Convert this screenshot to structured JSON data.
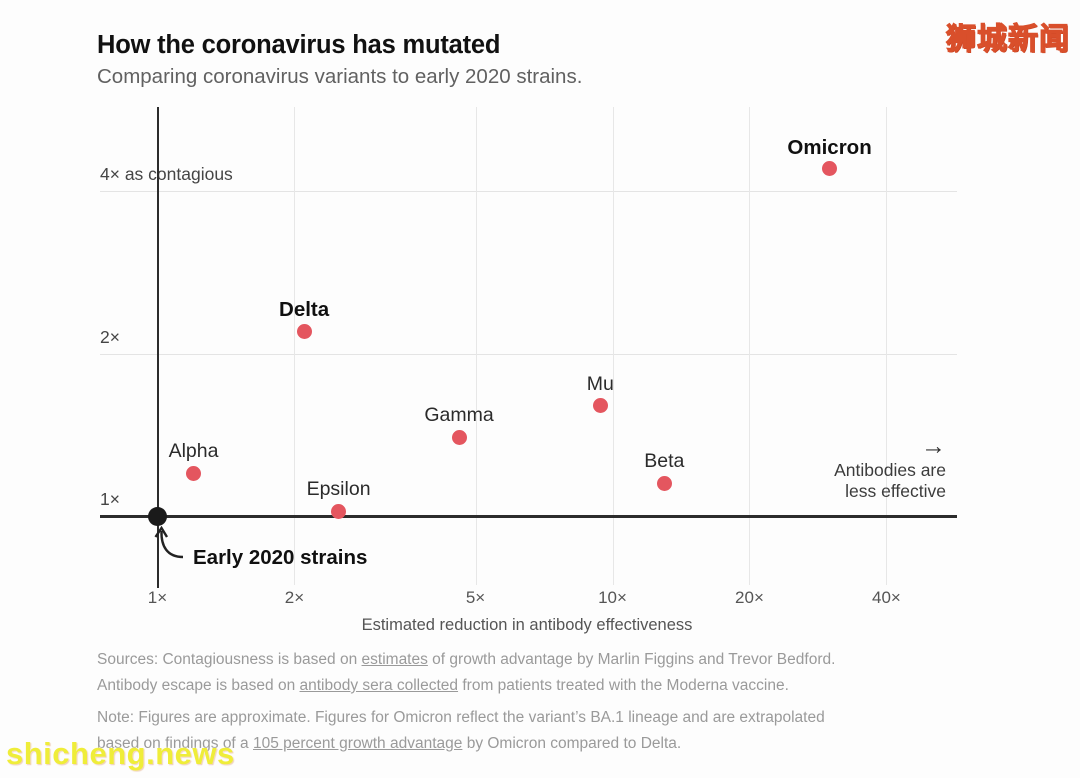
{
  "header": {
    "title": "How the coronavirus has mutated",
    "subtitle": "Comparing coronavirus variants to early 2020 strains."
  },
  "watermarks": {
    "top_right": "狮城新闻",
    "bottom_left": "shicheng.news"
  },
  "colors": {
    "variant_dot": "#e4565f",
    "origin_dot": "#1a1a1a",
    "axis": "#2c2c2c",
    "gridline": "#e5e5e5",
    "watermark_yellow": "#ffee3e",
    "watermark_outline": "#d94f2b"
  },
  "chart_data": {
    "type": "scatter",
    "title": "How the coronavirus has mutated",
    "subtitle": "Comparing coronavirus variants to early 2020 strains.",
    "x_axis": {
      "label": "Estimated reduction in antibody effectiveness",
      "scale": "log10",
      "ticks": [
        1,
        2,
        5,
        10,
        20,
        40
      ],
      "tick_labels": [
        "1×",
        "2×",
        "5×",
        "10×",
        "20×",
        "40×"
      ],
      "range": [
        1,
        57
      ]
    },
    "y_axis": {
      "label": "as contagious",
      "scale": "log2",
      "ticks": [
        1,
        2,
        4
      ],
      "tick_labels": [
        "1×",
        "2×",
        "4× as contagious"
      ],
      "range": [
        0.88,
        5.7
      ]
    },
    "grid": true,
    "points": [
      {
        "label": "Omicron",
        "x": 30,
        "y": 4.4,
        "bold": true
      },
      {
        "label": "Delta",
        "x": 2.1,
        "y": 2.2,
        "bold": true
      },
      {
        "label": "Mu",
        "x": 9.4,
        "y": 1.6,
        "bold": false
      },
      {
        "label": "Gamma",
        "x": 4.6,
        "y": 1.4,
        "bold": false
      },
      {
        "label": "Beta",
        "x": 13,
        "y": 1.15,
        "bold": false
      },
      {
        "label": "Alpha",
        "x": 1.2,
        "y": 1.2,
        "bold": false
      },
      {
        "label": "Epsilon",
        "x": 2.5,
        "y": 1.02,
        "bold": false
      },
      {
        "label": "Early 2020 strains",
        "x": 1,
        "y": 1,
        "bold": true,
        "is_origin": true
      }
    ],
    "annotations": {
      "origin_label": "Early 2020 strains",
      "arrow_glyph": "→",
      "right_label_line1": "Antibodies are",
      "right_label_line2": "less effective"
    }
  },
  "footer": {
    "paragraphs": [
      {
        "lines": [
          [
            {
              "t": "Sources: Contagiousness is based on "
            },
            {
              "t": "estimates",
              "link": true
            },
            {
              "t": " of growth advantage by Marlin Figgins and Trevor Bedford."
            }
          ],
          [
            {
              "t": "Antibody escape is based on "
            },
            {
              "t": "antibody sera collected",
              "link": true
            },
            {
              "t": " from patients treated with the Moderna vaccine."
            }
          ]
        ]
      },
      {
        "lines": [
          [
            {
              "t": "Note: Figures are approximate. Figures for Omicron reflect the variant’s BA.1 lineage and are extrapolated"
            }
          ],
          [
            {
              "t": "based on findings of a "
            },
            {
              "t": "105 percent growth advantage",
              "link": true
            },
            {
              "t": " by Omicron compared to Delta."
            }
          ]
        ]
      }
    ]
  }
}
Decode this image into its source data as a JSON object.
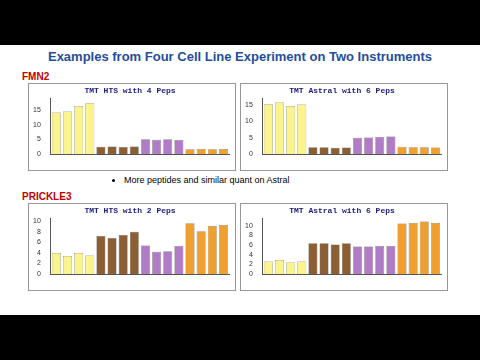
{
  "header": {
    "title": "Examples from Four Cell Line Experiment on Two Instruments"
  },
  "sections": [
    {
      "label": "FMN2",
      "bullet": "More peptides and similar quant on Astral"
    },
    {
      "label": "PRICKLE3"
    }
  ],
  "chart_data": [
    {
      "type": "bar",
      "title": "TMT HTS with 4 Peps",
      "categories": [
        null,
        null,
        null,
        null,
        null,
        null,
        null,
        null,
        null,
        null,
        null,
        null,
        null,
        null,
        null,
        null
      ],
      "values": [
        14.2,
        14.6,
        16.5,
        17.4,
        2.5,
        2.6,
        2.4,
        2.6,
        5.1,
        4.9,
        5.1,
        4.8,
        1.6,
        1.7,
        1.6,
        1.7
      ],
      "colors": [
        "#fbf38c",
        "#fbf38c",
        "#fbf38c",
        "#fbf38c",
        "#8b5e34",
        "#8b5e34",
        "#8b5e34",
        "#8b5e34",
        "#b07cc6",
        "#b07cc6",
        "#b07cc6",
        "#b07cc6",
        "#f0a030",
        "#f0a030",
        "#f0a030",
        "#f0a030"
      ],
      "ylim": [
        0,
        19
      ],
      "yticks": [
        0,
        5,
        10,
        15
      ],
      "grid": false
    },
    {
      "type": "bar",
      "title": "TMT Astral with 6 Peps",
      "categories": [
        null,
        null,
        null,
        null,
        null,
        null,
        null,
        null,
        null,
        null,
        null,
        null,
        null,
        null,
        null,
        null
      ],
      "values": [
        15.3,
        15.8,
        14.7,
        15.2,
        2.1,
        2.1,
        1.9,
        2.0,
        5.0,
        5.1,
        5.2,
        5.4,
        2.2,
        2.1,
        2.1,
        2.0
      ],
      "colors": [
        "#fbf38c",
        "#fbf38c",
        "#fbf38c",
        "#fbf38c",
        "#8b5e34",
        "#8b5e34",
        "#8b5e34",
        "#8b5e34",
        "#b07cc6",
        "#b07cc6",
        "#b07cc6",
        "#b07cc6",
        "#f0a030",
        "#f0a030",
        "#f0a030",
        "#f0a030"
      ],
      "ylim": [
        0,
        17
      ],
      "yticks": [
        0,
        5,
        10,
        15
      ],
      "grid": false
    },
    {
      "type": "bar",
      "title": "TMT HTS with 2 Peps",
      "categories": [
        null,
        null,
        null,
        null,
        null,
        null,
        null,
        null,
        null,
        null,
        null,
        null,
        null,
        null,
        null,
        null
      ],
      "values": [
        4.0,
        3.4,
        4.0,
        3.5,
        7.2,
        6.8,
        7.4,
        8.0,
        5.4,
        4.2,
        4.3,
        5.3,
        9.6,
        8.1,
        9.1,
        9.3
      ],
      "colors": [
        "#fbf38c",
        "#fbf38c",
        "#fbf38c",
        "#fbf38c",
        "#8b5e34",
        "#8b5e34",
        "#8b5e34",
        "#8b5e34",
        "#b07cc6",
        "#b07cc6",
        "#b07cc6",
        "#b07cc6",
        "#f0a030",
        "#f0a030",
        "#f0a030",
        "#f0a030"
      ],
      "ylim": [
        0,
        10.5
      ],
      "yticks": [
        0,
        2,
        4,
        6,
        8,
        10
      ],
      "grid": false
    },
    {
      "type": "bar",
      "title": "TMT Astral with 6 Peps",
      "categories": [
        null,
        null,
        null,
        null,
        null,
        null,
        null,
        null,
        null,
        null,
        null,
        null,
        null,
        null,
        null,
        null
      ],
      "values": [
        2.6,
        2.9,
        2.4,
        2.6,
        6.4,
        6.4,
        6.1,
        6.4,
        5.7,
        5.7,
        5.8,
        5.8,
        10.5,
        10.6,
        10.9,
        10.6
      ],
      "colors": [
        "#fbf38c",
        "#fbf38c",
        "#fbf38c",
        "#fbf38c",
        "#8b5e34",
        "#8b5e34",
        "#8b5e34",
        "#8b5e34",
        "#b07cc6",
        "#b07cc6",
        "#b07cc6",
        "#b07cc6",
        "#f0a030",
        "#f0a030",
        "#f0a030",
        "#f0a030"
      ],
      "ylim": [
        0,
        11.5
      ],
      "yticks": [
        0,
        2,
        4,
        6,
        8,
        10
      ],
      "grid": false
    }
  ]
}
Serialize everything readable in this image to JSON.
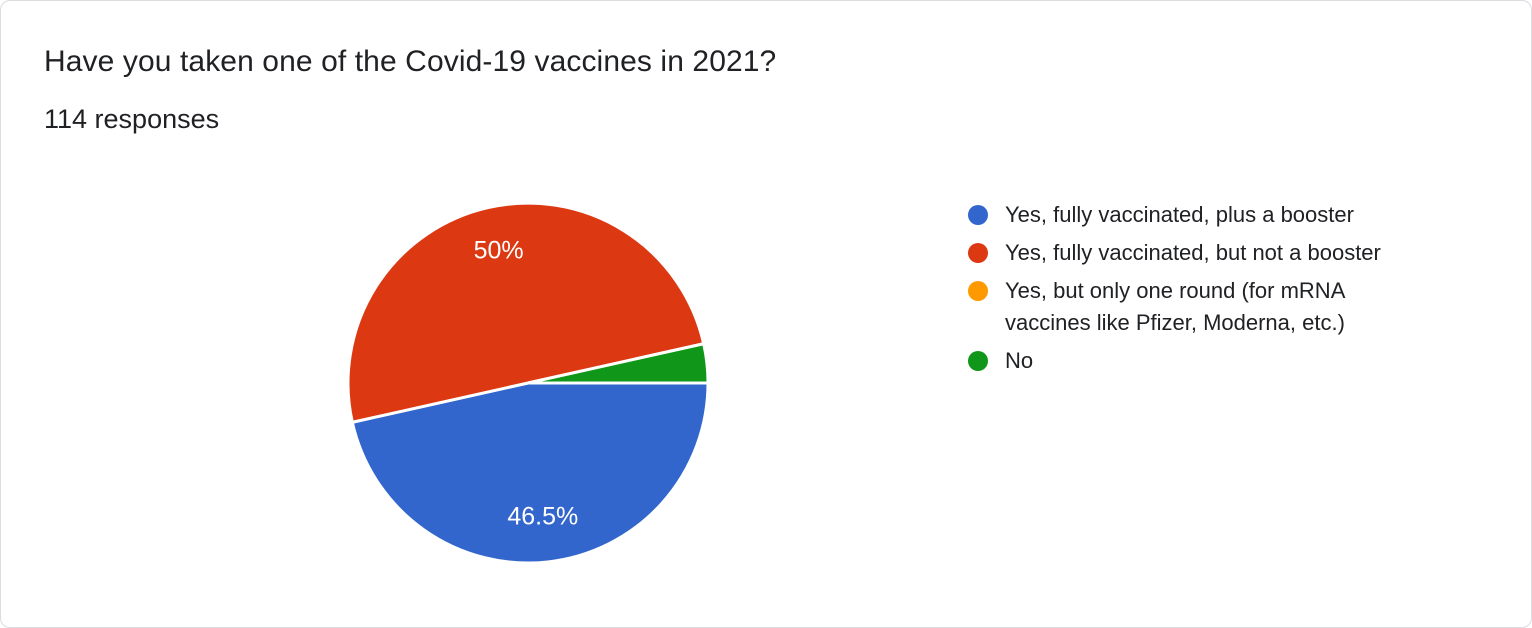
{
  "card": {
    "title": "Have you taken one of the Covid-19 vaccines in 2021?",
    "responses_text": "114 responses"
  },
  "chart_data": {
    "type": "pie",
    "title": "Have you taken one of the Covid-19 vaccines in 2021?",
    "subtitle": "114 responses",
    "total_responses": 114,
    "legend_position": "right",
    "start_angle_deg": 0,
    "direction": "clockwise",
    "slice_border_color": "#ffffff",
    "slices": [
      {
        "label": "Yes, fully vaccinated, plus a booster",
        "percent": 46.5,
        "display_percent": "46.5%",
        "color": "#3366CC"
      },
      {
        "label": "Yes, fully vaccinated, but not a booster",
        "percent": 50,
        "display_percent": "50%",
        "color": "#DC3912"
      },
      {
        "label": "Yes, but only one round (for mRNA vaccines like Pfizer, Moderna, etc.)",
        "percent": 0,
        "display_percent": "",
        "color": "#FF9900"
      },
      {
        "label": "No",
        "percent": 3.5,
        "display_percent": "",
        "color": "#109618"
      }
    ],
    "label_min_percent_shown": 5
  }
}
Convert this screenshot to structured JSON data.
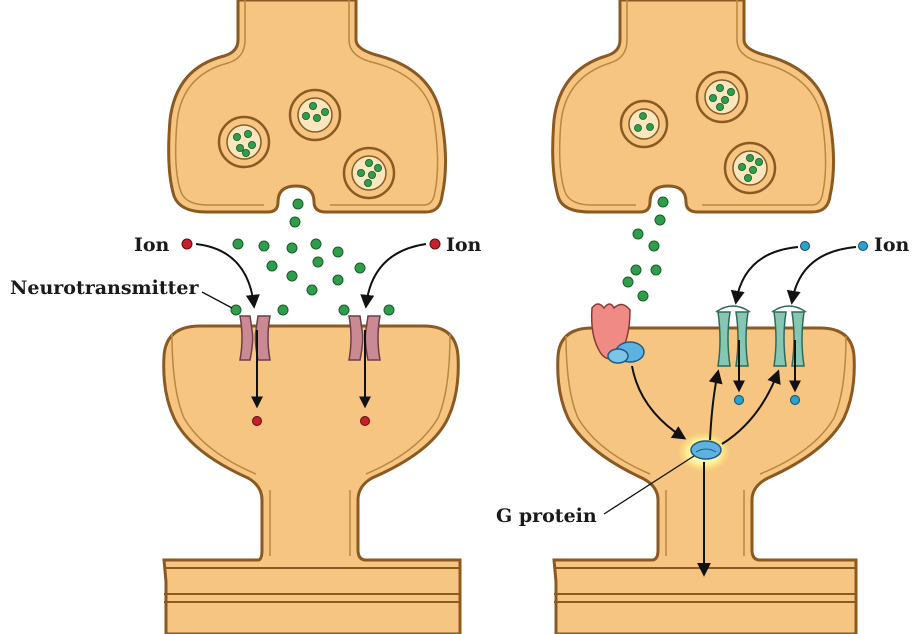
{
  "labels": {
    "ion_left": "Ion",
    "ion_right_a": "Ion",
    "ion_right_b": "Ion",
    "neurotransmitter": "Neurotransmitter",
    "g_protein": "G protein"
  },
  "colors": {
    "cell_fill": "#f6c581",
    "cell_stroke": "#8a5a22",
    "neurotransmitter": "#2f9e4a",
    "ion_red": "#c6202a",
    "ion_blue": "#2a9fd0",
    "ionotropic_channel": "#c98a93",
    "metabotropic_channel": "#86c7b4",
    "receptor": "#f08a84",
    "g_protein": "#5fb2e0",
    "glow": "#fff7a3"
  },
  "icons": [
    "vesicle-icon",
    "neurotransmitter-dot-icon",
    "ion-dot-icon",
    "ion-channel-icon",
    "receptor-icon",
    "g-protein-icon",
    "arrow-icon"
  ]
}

WORK INSTRUCTIONS: Filter the records above down to the lines containing "Omicron".

YOUR RESPONSE:
        "label": "Omicron",
              "t": "Note: Figures are approximate. Figures for Omicron reflect the variant’s BA.1 lineage and are extrapolated"
              "t": " by Omicron compared to Delta."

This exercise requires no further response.